— ASSIGNMENT —
Every record below, from the first line to the last, is to be set down again exactly.

Extracted data entries

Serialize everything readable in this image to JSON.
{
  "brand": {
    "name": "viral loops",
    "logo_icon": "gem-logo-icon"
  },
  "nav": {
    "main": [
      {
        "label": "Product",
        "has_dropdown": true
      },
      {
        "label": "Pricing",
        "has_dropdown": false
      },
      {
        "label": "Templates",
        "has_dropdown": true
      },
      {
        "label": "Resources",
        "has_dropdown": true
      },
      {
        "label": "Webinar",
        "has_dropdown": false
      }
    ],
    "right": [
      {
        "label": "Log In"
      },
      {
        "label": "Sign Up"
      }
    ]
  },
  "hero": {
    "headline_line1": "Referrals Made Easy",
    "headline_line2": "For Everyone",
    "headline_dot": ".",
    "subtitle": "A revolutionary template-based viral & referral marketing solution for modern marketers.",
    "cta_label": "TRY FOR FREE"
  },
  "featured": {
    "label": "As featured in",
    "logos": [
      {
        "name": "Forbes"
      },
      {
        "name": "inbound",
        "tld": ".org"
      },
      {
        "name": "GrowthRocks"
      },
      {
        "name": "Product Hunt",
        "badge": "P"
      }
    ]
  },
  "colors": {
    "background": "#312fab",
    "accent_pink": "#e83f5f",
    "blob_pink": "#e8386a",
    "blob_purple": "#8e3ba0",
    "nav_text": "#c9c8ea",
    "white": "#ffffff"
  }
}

— EXERCISE RESULT —
Serialize everything readable in this image to JSON.
{
  "brand": {
    "name": "viral loops",
    "logo_icon": "gem-logo-icon"
  },
  "nav": {
    "main": [
      {
        "label": "Product",
        "has_dropdown": true
      },
      {
        "label": "Pricing",
        "has_dropdown": false
      },
      {
        "label": "Templates",
        "has_dropdown": true
      },
      {
        "label": "Resources",
        "has_dropdown": true
      },
      {
        "label": "Webinar",
        "has_dropdown": false
      }
    ],
    "right": [
      {
        "label": "Log In"
      },
      {
        "label": "Sign Up"
      }
    ]
  },
  "hero": {
    "headline_line1": "Referrals Made Easy",
    "headline_line2": "For Everyone",
    "headline_dot": ".",
    "subtitle": "A revolutionary template-based viral & referral marketing solution for modern marketers.",
    "cta_label": "TRY FOR FREE"
  },
  "featured": {
    "label": "As featured in",
    "logos": [
      {
        "name": "Forbes"
      },
      {
        "name": "inbound",
        "tld": ".org"
      },
      {
        "name": "GrowthRocks"
      },
      {
        "name": "Product Hunt",
        "badge": "P"
      }
    ]
  },
  "colors": {
    "background": "#312fab",
    "accent_pink": "#e83f5f",
    "blob_pink": "#e8386a",
    "blob_purple": "#8e3ba0",
    "nav_text": "#c9c8ea",
    "white": "#ffffff"
  }
}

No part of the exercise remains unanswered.